• _The task_
Emit the line that holds "Read all visible content and emit it as JSON." and all lines following it through the end of the data, verbatim, and nothing else.

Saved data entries
=-=-=-=-=
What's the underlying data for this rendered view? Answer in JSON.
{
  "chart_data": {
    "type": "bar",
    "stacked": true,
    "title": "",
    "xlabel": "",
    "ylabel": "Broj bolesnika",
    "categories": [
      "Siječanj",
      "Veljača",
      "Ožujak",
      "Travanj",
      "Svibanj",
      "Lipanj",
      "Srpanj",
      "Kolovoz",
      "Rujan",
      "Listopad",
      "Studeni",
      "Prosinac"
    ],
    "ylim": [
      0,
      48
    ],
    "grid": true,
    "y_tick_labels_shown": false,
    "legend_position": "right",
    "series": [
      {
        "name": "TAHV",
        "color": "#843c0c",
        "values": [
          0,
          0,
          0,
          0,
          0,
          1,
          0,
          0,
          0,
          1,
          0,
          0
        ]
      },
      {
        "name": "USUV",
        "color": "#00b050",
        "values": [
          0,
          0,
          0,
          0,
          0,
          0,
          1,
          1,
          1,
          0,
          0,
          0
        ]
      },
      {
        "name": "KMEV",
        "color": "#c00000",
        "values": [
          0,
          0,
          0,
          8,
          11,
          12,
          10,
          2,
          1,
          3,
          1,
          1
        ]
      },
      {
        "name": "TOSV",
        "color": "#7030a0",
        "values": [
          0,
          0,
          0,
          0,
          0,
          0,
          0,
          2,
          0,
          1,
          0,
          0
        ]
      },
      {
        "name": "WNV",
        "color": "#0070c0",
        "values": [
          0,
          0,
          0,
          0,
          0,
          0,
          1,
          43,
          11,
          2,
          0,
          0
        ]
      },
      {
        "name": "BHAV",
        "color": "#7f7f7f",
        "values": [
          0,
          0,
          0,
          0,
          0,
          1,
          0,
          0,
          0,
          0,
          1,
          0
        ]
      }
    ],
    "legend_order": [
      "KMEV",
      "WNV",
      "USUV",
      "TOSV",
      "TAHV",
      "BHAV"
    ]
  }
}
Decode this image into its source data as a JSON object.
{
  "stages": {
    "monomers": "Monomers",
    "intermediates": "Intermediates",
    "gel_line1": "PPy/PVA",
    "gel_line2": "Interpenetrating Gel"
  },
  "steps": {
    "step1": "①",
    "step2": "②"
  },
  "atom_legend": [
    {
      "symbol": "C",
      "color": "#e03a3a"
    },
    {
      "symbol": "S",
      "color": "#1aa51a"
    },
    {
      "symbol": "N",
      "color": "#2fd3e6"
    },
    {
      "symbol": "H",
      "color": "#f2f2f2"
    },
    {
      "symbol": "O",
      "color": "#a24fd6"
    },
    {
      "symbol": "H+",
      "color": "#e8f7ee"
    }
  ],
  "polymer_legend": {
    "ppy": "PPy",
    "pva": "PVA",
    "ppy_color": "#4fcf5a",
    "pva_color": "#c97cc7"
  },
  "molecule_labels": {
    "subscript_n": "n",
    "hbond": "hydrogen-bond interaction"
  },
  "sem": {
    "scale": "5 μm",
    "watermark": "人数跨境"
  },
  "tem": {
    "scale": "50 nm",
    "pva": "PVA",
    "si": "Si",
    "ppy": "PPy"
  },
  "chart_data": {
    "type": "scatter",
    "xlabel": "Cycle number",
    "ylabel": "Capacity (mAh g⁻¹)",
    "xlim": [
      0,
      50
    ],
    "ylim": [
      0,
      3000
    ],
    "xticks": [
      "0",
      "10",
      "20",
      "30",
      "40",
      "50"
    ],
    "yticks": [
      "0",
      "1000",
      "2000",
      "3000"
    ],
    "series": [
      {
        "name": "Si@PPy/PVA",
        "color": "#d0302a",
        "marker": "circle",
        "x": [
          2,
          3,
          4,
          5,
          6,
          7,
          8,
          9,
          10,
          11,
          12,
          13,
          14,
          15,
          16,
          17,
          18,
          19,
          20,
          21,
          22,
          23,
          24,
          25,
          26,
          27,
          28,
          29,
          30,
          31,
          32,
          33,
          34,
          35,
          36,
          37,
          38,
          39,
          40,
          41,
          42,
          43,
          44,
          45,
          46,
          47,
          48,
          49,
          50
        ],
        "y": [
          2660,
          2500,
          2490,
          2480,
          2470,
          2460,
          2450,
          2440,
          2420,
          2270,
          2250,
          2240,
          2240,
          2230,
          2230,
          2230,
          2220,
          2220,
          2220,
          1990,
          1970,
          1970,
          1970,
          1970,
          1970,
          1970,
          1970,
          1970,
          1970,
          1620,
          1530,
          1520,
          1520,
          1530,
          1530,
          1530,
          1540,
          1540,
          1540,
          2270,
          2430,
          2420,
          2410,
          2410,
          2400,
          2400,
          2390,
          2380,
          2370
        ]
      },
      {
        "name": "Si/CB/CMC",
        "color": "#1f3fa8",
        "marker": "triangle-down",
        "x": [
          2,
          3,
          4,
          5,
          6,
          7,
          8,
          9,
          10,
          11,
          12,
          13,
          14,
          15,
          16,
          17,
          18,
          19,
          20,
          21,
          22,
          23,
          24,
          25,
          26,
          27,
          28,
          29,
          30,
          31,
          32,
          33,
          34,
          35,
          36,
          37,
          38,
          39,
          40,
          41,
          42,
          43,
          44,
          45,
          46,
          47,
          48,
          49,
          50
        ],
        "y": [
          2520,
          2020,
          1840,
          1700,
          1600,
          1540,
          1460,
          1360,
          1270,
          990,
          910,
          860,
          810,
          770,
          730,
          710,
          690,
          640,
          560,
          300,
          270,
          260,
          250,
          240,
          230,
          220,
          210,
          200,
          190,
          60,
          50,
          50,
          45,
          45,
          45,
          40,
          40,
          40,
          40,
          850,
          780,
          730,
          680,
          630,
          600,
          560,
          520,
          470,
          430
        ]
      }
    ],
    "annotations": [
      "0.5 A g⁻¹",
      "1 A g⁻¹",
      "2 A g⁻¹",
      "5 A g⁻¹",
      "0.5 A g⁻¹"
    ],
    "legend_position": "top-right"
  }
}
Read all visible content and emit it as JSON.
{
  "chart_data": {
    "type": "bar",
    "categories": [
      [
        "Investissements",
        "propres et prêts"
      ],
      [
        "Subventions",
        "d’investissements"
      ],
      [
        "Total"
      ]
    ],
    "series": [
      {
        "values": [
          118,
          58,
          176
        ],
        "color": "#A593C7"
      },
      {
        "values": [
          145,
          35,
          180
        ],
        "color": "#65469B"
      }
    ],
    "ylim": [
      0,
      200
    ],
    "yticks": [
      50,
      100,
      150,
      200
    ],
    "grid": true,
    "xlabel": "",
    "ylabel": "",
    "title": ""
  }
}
=-=-=-=-=
• _Written response_
Read all visible content and emit it as JSON.
{
  "chart_data": {
    "type": "bar",
    "categories": [
      [
        "Investissements",
        "propres et prêts"
      ],
      [
        "Subventions",
        "d’investissements"
      ],
      [
        "Total"
      ]
    ],
    "series": [
      {
        "values": [
          118,
          58,
          176
        ],
        "color": "#A593C7"
      },
      {
        "values": [
          145,
          35,
          180
        ],
        "color": "#65469B"
      }
    ],
    "ylim": [
      0,
      200
    ],
    "yticks": [
      50,
      100,
      150,
      200
    ],
    "grid": true,
    "xlabel": "",
    "ylabel": "",
    "title": ""
  }
}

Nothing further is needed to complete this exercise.